Within the records below, filter for lines carrying the word "communicate" and copy them.
** Opening Supplied information block **
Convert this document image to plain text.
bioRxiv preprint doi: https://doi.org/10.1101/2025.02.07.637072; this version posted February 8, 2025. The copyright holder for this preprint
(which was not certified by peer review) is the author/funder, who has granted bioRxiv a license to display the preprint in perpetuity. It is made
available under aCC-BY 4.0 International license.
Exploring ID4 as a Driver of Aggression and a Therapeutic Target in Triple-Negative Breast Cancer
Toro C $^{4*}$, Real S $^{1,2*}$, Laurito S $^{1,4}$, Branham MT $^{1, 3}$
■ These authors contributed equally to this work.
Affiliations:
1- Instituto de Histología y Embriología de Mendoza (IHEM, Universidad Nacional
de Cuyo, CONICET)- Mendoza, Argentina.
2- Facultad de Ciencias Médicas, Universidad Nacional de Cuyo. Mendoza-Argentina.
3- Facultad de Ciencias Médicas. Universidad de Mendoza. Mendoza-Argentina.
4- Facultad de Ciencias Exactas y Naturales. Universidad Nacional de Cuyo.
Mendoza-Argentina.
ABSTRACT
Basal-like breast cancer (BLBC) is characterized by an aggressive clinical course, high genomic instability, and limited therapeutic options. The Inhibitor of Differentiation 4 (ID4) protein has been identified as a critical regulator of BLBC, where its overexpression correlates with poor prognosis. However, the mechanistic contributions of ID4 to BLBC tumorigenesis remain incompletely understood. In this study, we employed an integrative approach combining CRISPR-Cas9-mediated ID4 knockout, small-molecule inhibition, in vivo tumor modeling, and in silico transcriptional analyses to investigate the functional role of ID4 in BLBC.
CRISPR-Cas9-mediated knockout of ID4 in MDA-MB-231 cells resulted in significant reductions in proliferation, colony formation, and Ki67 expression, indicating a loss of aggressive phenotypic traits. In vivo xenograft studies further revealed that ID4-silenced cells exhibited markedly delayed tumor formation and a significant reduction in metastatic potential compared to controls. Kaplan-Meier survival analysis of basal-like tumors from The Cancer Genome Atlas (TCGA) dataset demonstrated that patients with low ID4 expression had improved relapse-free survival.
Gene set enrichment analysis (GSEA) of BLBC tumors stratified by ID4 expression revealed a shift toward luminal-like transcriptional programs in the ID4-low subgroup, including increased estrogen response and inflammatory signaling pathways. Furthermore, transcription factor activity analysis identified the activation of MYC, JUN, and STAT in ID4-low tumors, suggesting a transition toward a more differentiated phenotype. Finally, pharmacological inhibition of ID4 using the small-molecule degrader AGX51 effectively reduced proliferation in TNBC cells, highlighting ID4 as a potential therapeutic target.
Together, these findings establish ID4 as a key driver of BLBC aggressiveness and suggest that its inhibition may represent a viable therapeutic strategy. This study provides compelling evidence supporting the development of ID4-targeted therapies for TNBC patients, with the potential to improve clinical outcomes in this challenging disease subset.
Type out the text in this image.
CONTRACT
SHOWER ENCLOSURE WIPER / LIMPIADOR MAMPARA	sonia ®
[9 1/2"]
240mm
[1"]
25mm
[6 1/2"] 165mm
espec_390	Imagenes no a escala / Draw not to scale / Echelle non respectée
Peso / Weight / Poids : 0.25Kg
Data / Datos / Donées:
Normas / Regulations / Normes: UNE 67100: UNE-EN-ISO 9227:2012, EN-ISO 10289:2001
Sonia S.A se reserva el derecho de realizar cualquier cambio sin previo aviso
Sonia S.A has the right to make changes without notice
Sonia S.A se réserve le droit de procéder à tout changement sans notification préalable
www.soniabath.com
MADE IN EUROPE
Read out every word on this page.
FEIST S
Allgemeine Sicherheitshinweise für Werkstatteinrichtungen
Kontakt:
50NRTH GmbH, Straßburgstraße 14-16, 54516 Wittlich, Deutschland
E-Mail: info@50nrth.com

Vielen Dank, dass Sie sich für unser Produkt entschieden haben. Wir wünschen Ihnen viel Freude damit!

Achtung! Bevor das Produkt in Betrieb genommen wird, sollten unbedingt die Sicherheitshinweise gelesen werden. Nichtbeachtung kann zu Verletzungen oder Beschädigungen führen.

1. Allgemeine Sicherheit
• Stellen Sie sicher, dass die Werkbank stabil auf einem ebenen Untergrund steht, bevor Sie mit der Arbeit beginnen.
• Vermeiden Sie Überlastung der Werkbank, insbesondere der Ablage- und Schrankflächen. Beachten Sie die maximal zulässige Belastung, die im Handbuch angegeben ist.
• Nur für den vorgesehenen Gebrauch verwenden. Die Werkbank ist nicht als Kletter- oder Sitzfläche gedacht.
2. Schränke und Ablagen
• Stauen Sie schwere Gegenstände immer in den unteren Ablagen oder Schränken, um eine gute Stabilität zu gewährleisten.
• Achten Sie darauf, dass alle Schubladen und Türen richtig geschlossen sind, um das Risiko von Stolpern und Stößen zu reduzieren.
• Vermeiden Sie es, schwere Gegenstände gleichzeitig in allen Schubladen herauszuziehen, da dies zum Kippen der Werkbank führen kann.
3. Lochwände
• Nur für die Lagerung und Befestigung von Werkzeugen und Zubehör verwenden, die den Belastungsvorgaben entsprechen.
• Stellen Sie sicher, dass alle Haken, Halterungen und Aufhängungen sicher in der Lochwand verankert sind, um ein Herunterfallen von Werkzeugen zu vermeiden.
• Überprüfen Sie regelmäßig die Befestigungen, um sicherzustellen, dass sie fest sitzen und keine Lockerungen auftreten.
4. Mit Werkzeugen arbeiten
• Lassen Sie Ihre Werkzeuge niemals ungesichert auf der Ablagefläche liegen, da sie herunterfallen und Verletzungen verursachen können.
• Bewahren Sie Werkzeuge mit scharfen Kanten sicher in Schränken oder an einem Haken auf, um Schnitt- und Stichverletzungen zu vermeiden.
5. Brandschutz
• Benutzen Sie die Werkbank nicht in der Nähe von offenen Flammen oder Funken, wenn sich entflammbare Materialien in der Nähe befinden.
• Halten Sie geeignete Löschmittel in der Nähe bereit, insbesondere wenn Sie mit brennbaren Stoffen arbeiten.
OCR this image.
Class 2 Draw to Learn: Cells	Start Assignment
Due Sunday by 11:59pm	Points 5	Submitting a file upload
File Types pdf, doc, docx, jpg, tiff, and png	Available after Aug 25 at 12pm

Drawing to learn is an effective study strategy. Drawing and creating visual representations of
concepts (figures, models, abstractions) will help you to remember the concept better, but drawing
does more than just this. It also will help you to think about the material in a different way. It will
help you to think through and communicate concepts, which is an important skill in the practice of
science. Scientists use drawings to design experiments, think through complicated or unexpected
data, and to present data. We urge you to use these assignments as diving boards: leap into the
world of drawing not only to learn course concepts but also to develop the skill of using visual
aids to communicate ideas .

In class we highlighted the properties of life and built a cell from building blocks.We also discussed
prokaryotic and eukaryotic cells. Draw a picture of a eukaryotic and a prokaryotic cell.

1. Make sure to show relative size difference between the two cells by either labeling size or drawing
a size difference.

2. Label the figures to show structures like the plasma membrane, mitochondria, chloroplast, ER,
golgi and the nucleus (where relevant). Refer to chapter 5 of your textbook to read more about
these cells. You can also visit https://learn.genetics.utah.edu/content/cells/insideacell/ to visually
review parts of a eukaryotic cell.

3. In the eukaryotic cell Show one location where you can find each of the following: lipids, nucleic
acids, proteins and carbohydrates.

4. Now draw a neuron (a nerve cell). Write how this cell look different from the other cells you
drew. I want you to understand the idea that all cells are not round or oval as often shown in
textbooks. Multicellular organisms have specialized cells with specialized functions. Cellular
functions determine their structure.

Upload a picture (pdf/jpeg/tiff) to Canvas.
** Closing Supplied information block **
■ **Reply to the exercise**
help you to think through and communicate concepts, which is an important skill in the practice of
aids to communicate ideas .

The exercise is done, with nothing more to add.